Dataset items:
_ _ _

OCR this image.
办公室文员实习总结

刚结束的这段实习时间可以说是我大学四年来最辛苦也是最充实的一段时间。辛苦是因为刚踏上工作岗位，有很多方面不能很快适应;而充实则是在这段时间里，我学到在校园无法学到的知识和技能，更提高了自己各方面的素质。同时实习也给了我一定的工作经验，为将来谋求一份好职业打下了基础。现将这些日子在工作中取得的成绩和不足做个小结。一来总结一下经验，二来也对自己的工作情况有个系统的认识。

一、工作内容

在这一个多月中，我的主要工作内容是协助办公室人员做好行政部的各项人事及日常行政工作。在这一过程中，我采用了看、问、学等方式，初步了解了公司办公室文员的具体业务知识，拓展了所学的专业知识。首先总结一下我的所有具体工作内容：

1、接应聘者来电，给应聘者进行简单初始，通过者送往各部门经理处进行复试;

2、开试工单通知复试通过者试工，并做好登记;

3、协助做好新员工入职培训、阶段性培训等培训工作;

_ _ _

◆ WRITTEN REQUEST:
All of the records must be retyped exactly as they are.

◆ SOLUTION:
OCR this image.
办公室文员实习总结

刚结束的这段实习时间可以说是我大学四年来最辛苦也是最充实的一段时间。辛苦是因为刚踏上工作岗位，有很多方面不能很快适应;而充实则是在这段时间里，我学到在校园无法学到的知识和技能，更提高了自己各方面的素质。同时实习也给了我一定的工作经验，为将来谋求一份好职业打下了基础。现将这些日子在工作中取得的成绩和不足做个小结。一来总结一下经验，二来也对自己的工作情况有个系统的认识。

一、工作内容

在这一个多月中，我的主要工作内容是协助办公室人员做好行政部的各项人事及日常行政工作。在这一过程中，我采用了看、问、学等方式，初步了解了公司办公室文员的具体业务知识，拓展了所学的专业知识。首先总结一下我的所有具体工作内容：

1、接应聘者来电，给应聘者进行简单初始，通过者送往各部门经理处进行复试;

2、开试工单通知复试通过者试工，并做好登记;

3、协助做好新员工入职培训、阶段性培训等培训工作;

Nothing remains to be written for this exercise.